▶ _SUPPLIED MATERIAL_:
************

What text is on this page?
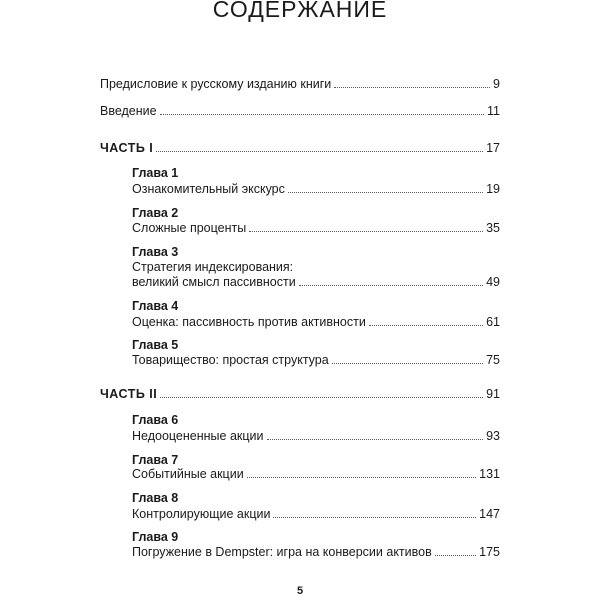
СОДЕРЖАНИЕ
Предисловие к русскому изданию книги	9
Введение	11
ЧАСТЬ I	17
Глава 1
Ознакомительный экскурс	19
Глава 2
Сложные проценты	35
Глава 3
Стратегия индексирования:
великий смысл пассивности	49
Глава 4
Оценка: пассивность против активности	61
Глава 5
Товарищество: простая структура	75
ЧАСТЬ II	91
Глава 6
Недооцененные акции	93
Глава 7
Событийные акции	131
Глава 8
Контролирующие акции	147
Глава 9
Погружение в Dempster: игра на конверсии активов	175
5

************

Return the listing above in full and without alteration, excluding its pictures.

What text is on this page?
СОДЕРЖАНИЕ
Предисловие к русскому изданию книги	9
Введение	11
ЧАСТЬ I	17
Глава 1
Ознакомительный экскурс	19
Глава 2
Сложные проценты	35
Глава 3
Стратегия индексирования:
великий смысл пассивности	49
Глава 4
Оценка: пассивность против активности	61
Глава 5
Товарищество: простая структура	75
ЧАСТЬ II	91
Глава 6
Недооцененные акции	93
Глава 7
Событийные акции	131
Глава 8
Контролирующие акции	147
Глава 9
Погружение в Dempster: игра на конверсии активов	175
5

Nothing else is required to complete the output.